- PROBLEM STATEMENT
Please return the records below exactly as they stand, with the pictures removed.

====

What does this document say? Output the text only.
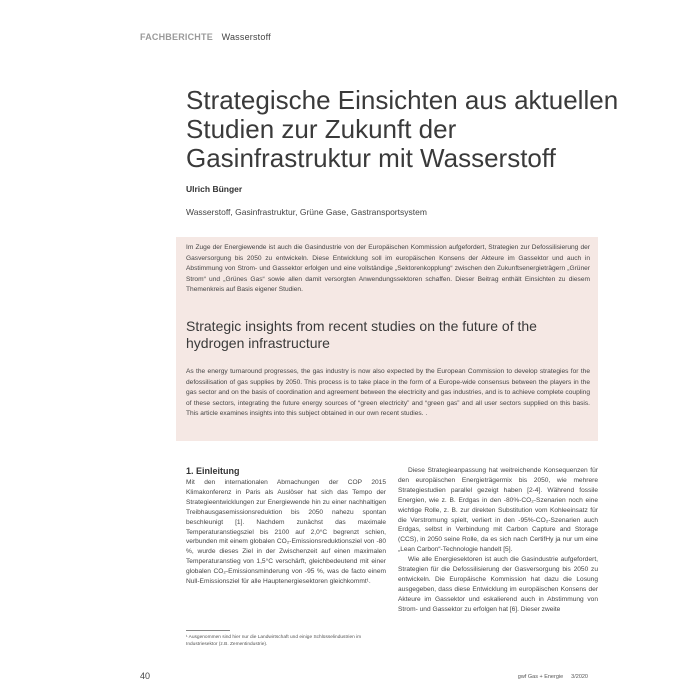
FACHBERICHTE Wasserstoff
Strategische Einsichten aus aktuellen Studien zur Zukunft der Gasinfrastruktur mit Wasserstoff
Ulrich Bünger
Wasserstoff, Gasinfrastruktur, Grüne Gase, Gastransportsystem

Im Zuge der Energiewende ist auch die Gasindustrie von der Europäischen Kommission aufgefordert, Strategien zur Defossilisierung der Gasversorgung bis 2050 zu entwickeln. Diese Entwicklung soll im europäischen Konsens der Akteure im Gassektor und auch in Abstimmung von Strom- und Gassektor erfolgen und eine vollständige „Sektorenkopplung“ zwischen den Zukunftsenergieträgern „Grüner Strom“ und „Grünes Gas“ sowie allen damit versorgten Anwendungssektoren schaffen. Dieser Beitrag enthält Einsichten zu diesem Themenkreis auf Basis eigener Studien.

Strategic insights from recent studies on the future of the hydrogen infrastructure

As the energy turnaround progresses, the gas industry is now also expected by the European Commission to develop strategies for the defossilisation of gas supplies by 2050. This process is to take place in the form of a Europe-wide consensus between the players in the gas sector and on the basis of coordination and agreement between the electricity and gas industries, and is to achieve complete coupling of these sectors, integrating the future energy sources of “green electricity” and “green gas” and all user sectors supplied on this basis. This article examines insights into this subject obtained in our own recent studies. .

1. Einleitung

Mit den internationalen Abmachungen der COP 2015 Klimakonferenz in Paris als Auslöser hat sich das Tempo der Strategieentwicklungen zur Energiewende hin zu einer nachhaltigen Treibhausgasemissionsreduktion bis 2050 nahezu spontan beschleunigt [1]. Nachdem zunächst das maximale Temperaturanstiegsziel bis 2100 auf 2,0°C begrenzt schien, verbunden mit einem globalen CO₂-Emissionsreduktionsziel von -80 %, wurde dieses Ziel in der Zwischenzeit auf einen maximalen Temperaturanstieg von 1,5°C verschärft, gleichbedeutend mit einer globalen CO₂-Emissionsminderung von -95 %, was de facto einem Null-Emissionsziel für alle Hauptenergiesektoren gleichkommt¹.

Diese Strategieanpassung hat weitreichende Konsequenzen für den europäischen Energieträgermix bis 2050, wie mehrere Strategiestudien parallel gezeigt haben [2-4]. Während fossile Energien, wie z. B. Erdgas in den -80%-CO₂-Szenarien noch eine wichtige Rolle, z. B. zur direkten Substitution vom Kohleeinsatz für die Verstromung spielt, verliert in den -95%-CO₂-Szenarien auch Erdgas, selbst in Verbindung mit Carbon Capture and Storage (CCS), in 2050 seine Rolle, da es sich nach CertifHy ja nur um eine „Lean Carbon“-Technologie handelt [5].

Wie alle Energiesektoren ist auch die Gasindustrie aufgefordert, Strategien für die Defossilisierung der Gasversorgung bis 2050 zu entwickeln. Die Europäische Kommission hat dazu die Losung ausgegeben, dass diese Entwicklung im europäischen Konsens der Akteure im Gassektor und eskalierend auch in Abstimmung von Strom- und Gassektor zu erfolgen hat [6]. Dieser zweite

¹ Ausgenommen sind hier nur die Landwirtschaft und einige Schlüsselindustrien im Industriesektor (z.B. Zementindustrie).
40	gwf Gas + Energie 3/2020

====

- OUTPUT FOR THIS TASK
What does this document say? Output the text only.
FACHBERICHTE Wasserstoff
Strategische Einsichten aus aktuellen Studien zur Zukunft der Gasinfrastruktur mit Wasserstoff
Ulrich Bünger
Wasserstoff, Gasinfrastruktur, Grüne Gase, Gastransportsystem

Im Zuge der Energiewende ist auch die Gasindustrie von der Europäischen Kommission aufgefordert, Strategien zur Defossilisierung der Gasversorgung bis 2050 zu entwickeln. Diese Entwicklung soll im europäischen Konsens der Akteure im Gassektor und auch in Abstimmung von Strom- und Gassektor erfolgen und eine vollständige „Sektorenkopplung“ zwischen den Zukunftsenergieträgern „Grüner Strom“ und „Grünes Gas“ sowie allen damit versorgten Anwendungssektoren schaffen. Dieser Beitrag enthält Einsichten zu diesem Themenkreis auf Basis eigener Studien.

Strategic insights from recent studies on the future of the hydrogen infrastructure

As the energy turnaround progresses, the gas industry is now also expected by the European Commission to develop strategies for the defossilisation of gas supplies by 2050. This process is to take place in the form of a Europe-wide consensus between the players in the gas sector and on the basis of coordination and agreement between the electricity and gas industries, and is to achieve complete coupling of these sectors, integrating the future energy sources of “green electricity” and “green gas” and all user sectors supplied on this basis. This article examines insights into this subject obtained in our own recent studies. .

1. Einleitung

Mit den internationalen Abmachungen der COP 2015 Klimakonferenz in Paris als Auslöser hat sich das Tempo der Strategieentwicklungen zur Energiewende hin zu einer nachhaltigen Treibhausgasemissionsreduktion bis 2050 nahezu spontan beschleunigt [1]. Nachdem zunächst das maximale Temperaturanstiegsziel bis 2100 auf 2,0°C begrenzt schien, verbunden mit einem globalen CO₂-Emissionsreduktionsziel von -80 %, wurde dieses Ziel in der Zwischenzeit auf einen maximalen Temperaturanstieg von 1,5°C verschärft, gleichbedeutend mit einer globalen CO₂-Emissionsminderung von -95 %, was de facto einem Null-Emissionsziel für alle Hauptenergiesektoren gleichkommt¹.

Diese Strategieanpassung hat weitreichende Konsequenzen für den europäischen Energieträgermix bis 2050, wie mehrere Strategiestudien parallel gezeigt haben [2-4]. Während fossile Energien, wie z. B. Erdgas in den -80%-CO₂-Szenarien noch eine wichtige Rolle, z. B. zur direkten Substitution vom Kohleeinsatz für die Verstromung spielt, verliert in den -95%-CO₂-Szenarien auch Erdgas, selbst in Verbindung mit Carbon Capture and Storage (CCS), in 2050 seine Rolle, da es sich nach CertifHy ja nur um eine „Lean Carbon“-Technologie handelt [5].

Wie alle Energiesektoren ist auch die Gasindustrie aufgefordert, Strategien für die Defossilisierung der Gasversorgung bis 2050 zu entwickeln. Die Europäische Kommission hat dazu die Losung ausgegeben, dass diese Entwicklung im europäischen Konsens der Akteure im Gassektor und eskalierend auch in Abstimmung von Strom- und Gassektor zu erfolgen hat [6]. Dieser zweite

¹ Ausgenommen sind hier nur die Landwirtschaft und einige Schlüsselindustrien im Industriesektor (z.B. Zementindustrie).
40	gwf Gas + Energie 3/2020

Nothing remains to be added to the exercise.